BRIEF:
Output every line of the data below without a single change.

Element and coordinate records:
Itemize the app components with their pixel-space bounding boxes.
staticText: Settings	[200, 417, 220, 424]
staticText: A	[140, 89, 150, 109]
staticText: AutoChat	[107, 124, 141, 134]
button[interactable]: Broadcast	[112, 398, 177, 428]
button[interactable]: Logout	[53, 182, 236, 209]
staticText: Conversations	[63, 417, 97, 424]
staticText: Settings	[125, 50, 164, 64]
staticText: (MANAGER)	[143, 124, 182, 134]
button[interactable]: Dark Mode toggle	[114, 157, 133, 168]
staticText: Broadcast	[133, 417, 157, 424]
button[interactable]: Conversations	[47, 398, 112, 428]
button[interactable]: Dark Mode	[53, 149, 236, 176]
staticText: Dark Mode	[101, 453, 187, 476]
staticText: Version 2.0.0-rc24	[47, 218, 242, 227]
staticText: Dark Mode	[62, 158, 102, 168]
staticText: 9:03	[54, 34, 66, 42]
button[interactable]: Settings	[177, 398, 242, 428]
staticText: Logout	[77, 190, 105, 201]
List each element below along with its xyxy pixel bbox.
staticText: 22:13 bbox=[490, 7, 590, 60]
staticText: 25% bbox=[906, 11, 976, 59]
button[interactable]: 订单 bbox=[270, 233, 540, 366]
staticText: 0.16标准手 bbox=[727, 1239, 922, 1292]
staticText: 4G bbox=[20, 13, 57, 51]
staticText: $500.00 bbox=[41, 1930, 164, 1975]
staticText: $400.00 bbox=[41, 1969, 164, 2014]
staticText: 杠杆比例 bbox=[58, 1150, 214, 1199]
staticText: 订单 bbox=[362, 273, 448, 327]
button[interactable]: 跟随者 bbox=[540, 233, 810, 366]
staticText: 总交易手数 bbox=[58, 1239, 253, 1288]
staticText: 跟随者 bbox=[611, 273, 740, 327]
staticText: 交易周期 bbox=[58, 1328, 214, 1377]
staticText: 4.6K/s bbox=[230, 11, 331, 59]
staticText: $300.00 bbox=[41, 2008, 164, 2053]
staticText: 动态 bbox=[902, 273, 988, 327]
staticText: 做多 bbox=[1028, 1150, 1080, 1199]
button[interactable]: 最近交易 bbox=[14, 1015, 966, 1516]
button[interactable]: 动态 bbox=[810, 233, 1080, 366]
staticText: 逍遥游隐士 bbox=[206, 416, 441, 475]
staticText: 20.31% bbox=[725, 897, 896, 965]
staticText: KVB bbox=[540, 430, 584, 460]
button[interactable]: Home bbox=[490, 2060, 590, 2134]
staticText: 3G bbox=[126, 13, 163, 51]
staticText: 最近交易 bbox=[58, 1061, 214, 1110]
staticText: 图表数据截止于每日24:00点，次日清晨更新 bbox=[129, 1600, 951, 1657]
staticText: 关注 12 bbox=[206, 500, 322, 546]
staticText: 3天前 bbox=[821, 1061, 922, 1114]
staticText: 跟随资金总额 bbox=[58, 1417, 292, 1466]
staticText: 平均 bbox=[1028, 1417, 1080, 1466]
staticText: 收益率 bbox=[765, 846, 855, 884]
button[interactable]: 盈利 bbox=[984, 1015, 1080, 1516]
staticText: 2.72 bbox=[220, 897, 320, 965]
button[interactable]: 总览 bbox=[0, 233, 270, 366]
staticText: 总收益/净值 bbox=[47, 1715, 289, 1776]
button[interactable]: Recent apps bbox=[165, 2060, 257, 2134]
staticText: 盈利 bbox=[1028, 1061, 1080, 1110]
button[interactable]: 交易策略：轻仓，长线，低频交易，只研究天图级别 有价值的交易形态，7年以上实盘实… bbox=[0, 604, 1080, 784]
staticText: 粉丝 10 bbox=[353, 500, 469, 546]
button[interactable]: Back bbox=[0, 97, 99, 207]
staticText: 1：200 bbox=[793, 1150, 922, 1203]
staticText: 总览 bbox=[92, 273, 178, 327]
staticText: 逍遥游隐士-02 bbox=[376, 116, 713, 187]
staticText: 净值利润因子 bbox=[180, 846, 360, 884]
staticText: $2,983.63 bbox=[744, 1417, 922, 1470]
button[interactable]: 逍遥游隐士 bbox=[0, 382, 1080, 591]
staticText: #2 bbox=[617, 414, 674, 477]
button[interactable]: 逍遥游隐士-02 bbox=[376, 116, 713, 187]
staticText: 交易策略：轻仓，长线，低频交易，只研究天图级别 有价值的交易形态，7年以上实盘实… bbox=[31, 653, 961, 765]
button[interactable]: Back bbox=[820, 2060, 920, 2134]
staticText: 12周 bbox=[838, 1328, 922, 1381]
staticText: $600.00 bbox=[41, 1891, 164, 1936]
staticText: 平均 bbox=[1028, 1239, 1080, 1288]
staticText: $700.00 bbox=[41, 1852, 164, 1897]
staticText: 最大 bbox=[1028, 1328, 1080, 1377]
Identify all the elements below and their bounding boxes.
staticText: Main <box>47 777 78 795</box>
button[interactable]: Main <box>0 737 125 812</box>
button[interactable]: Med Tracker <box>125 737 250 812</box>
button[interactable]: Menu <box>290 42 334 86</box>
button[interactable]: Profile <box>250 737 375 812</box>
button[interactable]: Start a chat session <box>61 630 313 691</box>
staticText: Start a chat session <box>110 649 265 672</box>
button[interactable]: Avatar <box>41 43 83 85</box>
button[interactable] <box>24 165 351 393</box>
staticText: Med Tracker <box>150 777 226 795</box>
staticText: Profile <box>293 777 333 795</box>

RESULT BELOW:
Itemize the app components with their pixel-space bounding boxes.
staticText: Settings	[200, 417, 220, 424]
staticText: A	[140, 89, 150, 109]
staticText: AutoChat	[107, 124, 141, 134]
button[interactable]: Broadcast	[112, 398, 177, 428]
button[interactable]: Logout	[53, 182, 236, 209]
staticText: Conversations	[63, 417, 97, 424]
staticText: Settings	[125, 50, 164, 64]
staticText: (MANAGER)	[143, 124, 182, 134]
button[interactable]: Dark Mode toggle	[114, 157, 133, 168]
staticText: Broadcast	[133, 417, 157, 424]
button[interactable]: Conversations	[47, 398, 112, 428]
button[interactable]: Dark Mode	[53, 149, 236, 176]
staticText: Dark Mode	[101, 453, 187, 476]
staticText: Version 2.0.0-rc24	[47, 218, 242, 227]
staticText: Dark Mode	[62, 158, 102, 168]
staticText: 9:03	[54, 34, 66, 42]
button[interactable]: Settings	[177, 398, 242, 428]
staticText: Logout	[77, 190, 105, 201]
List each element below along with its xyxy pixel bbox.
staticText: 22:13 bbox=[490, 7, 590, 60]
staticText: 25% bbox=[906, 11, 976, 59]
button[interactable]: 订单 bbox=[270, 233, 540, 366]
staticText: 0.16标准手 bbox=[727, 1239, 922, 1292]
staticText: 4G bbox=[20, 13, 57, 51]
staticText: $500.00 bbox=[41, 1930, 164, 1975]
staticText: $400.00 bbox=[41, 1969, 164, 2014]
staticText: 杠杆比例 bbox=[58, 1150, 214, 1199]
staticText: 订单 bbox=[362, 273, 448, 327]
button[interactable]: 跟随者 bbox=[540, 233, 810, 366]
staticText: 总交易手数 bbox=[58, 1239, 253, 1288]
staticText: 跟随者 bbox=[611, 273, 740, 327]
staticText: 交易周期 bbox=[58, 1328, 214, 1377]
staticText: 4.6K/s bbox=[230, 11, 331, 59]
staticText: $300.00 bbox=[41, 2008, 164, 2053]
staticText: 动态 bbox=[902, 273, 988, 327]
staticText: 做多 bbox=[1028, 1150, 1080, 1199]
button[interactable]: 最近交易 bbox=[14, 1015, 966, 1516]
button[interactable]: 动态 bbox=[810, 233, 1080, 366]
staticText: 逍遥游隐士 bbox=[206, 416, 441, 475]
staticText: 20.31% bbox=[725, 897, 896, 965]
staticText: KVB bbox=[540, 430, 584, 460]
button[interactable]: Home bbox=[490, 2060, 590, 2134]
staticText: 3G bbox=[126, 13, 163, 51]
staticText: 最近交易 bbox=[58, 1061, 214, 1110]
staticText: 图表数据截止于每日24:00点，次日清晨更新 bbox=[129, 1600, 951, 1657]
staticText: 关注 12 bbox=[206, 500, 322, 546]
staticText: 3天前 bbox=[821, 1061, 922, 1114]
staticText: 跟随资金总额 bbox=[58, 1417, 292, 1466]
staticText: 平均 bbox=[1028, 1417, 1080, 1466]
staticText: 收益率 bbox=[765, 846, 855, 884]
button[interactable]: 盈利 bbox=[984, 1015, 1080, 1516]
staticText: 2.72 bbox=[220, 897, 320, 965]
button[interactable]: 总览 bbox=[0, 233, 270, 366]
staticText: 总收益/净值 bbox=[47, 1715, 289, 1776]
button[interactable]: Recent apps bbox=[165, 2060, 257, 2134]
staticText: 盈利 bbox=[1028, 1061, 1080, 1110]
button[interactable]: 交易策略：轻仓，长线，低频交易，只研究天图级别 有价值的交易形态，7年以上实盘实… bbox=[0, 604, 1080, 784]
staticText: 粉丝 10 bbox=[353, 500, 469, 546]
button[interactable]: Back bbox=[0, 97, 99, 207]
staticText: 1：200 bbox=[793, 1150, 922, 1203]
staticText: 总览 bbox=[92, 273, 178, 327]
staticText: 逍遥游隐士-02 bbox=[376, 116, 713, 187]
staticText: 净值利润因子 bbox=[180, 846, 360, 884]
staticText: $2,983.63 bbox=[744, 1417, 922, 1470]
button[interactable]: 逍遥游隐士 bbox=[0, 382, 1080, 591]
staticText: #2 bbox=[617, 414, 674, 477]
button[interactable]: 逍遥游隐士-02 bbox=[376, 116, 713, 187]
staticText: 交易策略：轻仓，长线，低频交易，只研究天图级别 有价值的交易形态，7年以上实盘实… bbox=[31, 653, 961, 765]
button[interactable]: Back bbox=[820, 2060, 920, 2134]
staticText: 12周 bbox=[838, 1328, 922, 1381]
staticText: $600.00 bbox=[41, 1891, 164, 1936]
staticText: 平均 bbox=[1028, 1239, 1080, 1288]
staticText: $700.00 bbox=[41, 1852, 164, 1897]
staticText: 最大 bbox=[1028, 1328, 1080, 1377]
Identify all the elements below and their bounding boxes.
staticText: Main <box>47 777 78 795</box>
button[interactable]: Main <box>0 737 125 812</box>
button[interactable]: Med Tracker <box>125 737 250 812</box>
button[interactable]: Menu <box>290 42 334 86</box>
button[interactable]: Profile <box>250 737 375 812</box>
button[interactable]: Start a chat session <box>61 630 313 691</box>
staticText: Start a chat session <box>110 649 265 672</box>
button[interactable]: Avatar <box>41 43 83 85</box>
button[interactable] <box>24 165 351 393</box>
staticText: Med Tracker <box>150 777 226 795</box>
staticText: Profile <box>293 777 333 795</box>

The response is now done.